(Beginning of Data)

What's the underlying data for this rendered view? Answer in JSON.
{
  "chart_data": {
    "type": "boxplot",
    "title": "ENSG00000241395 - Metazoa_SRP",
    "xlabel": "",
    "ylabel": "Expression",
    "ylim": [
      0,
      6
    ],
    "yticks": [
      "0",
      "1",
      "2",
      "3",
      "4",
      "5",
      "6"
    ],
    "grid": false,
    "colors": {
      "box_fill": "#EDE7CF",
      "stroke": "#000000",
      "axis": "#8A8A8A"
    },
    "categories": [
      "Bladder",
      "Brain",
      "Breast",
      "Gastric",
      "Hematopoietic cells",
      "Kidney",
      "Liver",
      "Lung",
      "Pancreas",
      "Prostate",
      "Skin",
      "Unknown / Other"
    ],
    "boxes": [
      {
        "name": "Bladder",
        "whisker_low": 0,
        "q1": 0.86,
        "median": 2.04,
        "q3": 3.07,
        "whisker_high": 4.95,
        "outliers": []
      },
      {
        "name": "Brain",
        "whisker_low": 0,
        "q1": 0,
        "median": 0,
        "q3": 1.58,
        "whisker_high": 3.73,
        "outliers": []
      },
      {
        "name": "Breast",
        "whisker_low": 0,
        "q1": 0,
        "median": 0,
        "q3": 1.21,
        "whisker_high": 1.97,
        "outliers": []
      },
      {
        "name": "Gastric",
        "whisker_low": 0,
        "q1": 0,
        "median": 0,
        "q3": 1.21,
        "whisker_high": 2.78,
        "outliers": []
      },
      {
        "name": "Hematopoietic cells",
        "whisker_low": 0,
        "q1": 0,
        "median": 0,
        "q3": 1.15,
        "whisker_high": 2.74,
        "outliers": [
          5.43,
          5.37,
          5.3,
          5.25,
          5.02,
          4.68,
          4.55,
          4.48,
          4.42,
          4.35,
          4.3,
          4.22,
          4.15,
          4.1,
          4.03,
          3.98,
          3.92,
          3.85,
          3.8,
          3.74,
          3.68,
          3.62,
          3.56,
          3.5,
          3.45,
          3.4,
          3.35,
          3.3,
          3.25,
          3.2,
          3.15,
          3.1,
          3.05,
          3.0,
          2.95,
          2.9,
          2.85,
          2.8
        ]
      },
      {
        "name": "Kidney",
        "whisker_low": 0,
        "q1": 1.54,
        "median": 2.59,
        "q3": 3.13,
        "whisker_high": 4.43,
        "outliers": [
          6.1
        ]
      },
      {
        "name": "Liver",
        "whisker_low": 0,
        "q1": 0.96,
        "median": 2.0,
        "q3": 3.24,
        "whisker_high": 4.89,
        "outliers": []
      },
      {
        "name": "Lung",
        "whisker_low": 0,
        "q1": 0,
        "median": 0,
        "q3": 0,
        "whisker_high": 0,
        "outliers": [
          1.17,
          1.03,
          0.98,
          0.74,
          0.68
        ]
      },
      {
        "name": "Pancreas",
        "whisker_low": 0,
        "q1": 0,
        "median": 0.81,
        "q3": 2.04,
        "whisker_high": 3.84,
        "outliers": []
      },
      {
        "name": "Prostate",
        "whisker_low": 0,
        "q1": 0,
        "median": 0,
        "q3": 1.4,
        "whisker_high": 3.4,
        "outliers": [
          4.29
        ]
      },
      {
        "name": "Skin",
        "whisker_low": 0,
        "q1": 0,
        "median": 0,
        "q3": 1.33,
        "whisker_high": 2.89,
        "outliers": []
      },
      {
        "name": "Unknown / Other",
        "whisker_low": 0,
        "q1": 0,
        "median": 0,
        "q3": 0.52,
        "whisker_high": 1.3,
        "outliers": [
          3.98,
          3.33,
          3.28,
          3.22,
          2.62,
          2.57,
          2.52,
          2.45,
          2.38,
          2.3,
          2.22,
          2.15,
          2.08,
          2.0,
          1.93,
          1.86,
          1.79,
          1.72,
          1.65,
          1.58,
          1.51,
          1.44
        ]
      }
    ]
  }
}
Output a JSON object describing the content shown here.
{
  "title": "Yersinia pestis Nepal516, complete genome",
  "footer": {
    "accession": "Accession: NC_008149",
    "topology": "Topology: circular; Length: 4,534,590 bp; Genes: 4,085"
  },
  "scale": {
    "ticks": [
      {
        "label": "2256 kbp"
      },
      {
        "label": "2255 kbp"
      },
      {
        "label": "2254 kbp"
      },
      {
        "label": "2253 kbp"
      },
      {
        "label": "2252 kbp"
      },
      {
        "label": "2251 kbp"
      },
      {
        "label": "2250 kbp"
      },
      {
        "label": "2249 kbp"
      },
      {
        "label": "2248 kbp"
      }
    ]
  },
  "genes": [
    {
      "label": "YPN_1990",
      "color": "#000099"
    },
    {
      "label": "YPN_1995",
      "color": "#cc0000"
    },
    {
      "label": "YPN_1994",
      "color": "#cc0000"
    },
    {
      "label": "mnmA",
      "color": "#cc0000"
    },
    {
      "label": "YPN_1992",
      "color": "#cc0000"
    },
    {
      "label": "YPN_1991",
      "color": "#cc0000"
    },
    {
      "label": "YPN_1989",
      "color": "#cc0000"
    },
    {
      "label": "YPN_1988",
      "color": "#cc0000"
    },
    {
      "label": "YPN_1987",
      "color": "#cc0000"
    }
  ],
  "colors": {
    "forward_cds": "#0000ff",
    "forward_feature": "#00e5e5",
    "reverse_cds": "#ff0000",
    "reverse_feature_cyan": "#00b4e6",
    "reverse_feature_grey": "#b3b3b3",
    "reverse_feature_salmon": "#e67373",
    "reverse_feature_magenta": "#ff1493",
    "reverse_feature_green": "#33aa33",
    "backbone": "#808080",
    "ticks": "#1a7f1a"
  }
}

(End of Data)

## Directions for this task
Set down an exact copy of the entries above.

## Completed task
What's the underlying data for this rendered view? Answer in JSON.
{
  "chart_data": {
    "type": "boxplot",
    "title": "ENSG00000241395 - Metazoa_SRP",
    "xlabel": "",
    "ylabel": "Expression",
    "ylim": [
      0,
      6
    ],
    "yticks": [
      "0",
      "1",
      "2",
      "3",
      "4",
      "5",
      "6"
    ],
    "grid": false,
    "colors": {
      "box_fill": "#EDE7CF",
      "stroke": "#000000",
      "axis": "#8A8A8A"
    },
    "categories": [
      "Bladder",
      "Brain",
      "Breast",
      "Gastric",
      "Hematopoietic cells",
      "Kidney",
      "Liver",
      "Lung",
      "Pancreas",
      "Prostate",
      "Skin",
      "Unknown / Other"
    ],
    "boxes": [
      {
        "name": "Bladder",
        "whisker_low": 0,
        "q1": 0.86,
        "median": 2.04,
        "q3": 3.07,
        "whisker_high": 4.95,
        "outliers": []
      },
      {
        "name": "Brain",
        "whisker_low": 0,
        "q1": 0,
        "median": 0,
        "q3": 1.58,
        "whisker_high": 3.73,
        "outliers": []
      },
      {
        "name": "Breast",
        "whisker_low": 0,
        "q1": 0,
        "median": 0,
        "q3": 1.21,
        "whisker_high": 1.97,
        "outliers": []
      },
      {
        "name": "Gastric",
        "whisker_low": 0,
        "q1": 0,
        "median": 0,
        "q3": 1.21,
        "whisker_high": 2.78,
        "outliers": []
      },
      {
        "name": "Hematopoietic cells",
        "whisker_low": 0,
        "q1": 0,
        "median": 0,
        "q3": 1.15,
        "whisker_high": 2.74,
        "outliers": [
          5.43,
          5.37,
          5.3,
          5.25,
          5.02,
          4.68,
          4.55,
          4.48,
          4.42,
          4.35,
          4.3,
          4.22,
          4.15,
          4.1,
          4.03,
          3.98,
          3.92,
          3.85,
          3.8,
          3.74,
          3.68,
          3.62,
          3.56,
          3.5,
          3.45,
          3.4,
          3.35,
          3.3,
          3.25,
          3.2,
          3.15,
          3.1,
          3.05,
          3.0,
          2.95,
          2.9,
          2.85,
          2.8
        ]
      },
      {
        "name": "Kidney",
        "whisker_low": 0,
        "q1": 1.54,
        "median": 2.59,
        "q3": 3.13,
        "whisker_high": 4.43,
        "outliers": [
          6.1
        ]
      },
      {
        "name": "Liver",
        "whisker_low": 0,
        "q1": 0.96,
        "median": 2.0,
        "q3": 3.24,
        "whisker_high": 4.89,
        "outliers": []
      },
      {
        "name": "Lung",
        "whisker_low": 0,
        "q1": 0,
        "median": 0,
        "q3": 0,
        "whisker_high": 0,
        "outliers": [
          1.17,
          1.03,
          0.98,
          0.74,
          0.68
        ]
      },
      {
        "name": "Pancreas",
        "whisker_low": 0,
        "q1": 0,
        "median": 0.81,
        "q3": 2.04,
        "whisker_high": 3.84,
        "outliers": []
      },
      {
        "name": "Prostate",
        "whisker_low": 0,
        "q1": 0,
        "median": 0,
        "q3": 1.4,
        "whisker_high": 3.4,
        "outliers": [
          4.29
        ]
      },
      {
        "name": "Skin",
        "whisker_low": 0,
        "q1": 0,
        "median": 0,
        "q3": 1.33,
        "whisker_high": 2.89,
        "outliers": []
      },
      {
        "name": "Unknown / Other",
        "whisker_low": 0,
        "q1": 0,
        "median": 0,
        "q3": 0.52,
        "whisker_high": 1.3,
        "outliers": [
          3.98,
          3.33,
          3.28,
          3.22,
          2.62,
          2.57,
          2.52,
          2.45,
          2.38,
          2.3,
          2.22,
          2.15,
          2.08,
          2.0,
          1.93,
          1.86,
          1.79,
          1.72,
          1.65,
          1.58,
          1.51,
          1.44
        ]
      }
    ]
  }
}
Output a JSON object describing the content shown here.
{
  "title": "Yersinia pestis Nepal516, complete genome",
  "footer": {
    "accession": "Accession: NC_008149",
    "topology": "Topology: circular; Length: 4,534,590 bp; Genes: 4,085"
  },
  "scale": {
    "ticks": [
      {
        "label": "2256 kbp"
      },
      {
        "label": "2255 kbp"
      },
      {
        "label": "2254 kbp"
      },
      {
        "label": "2253 kbp"
      },
      {
        "label": "2252 kbp"
      },
      {
        "label": "2251 kbp"
      },
      {
        "label": "2250 kbp"
      },
      {
        "label": "2249 kbp"
      },
      {
        "label": "2248 kbp"
      }
    ]
  },
  "genes": [
    {
      "label": "YPN_1990",
      "color": "#000099"
    },
    {
      "label": "YPN_1995",
      "color": "#cc0000"
    },
    {
      "label": "YPN_1994",
      "color": "#cc0000"
    },
    {
      "label": "mnmA",
      "color": "#cc0000"
    },
    {
      "label": "YPN_1992",
      "color": "#cc0000"
    },
    {
      "label": "YPN_1991",
      "color": "#cc0000"
    },
    {
      "label": "YPN_1989",
      "color": "#cc0000"
    },
    {
      "label": "YPN_1988",
      "color": "#cc0000"
    },
    {
      "label": "YPN_1987",
      "color": "#cc0000"
    }
  ],
  "colors": {
    "forward_cds": "#0000ff",
    "forward_feature": "#00e5e5",
    "reverse_cds": "#ff0000",
    "reverse_feature_cyan": "#00b4e6",
    "reverse_feature_grey": "#b3b3b3",
    "reverse_feature_salmon": "#e67373",
    "reverse_feature_magenta": "#ff1493",
    "reverse_feature_green": "#33aa33",
    "backbone": "#808080",
    "ticks": "#1a7f1a"
  }
}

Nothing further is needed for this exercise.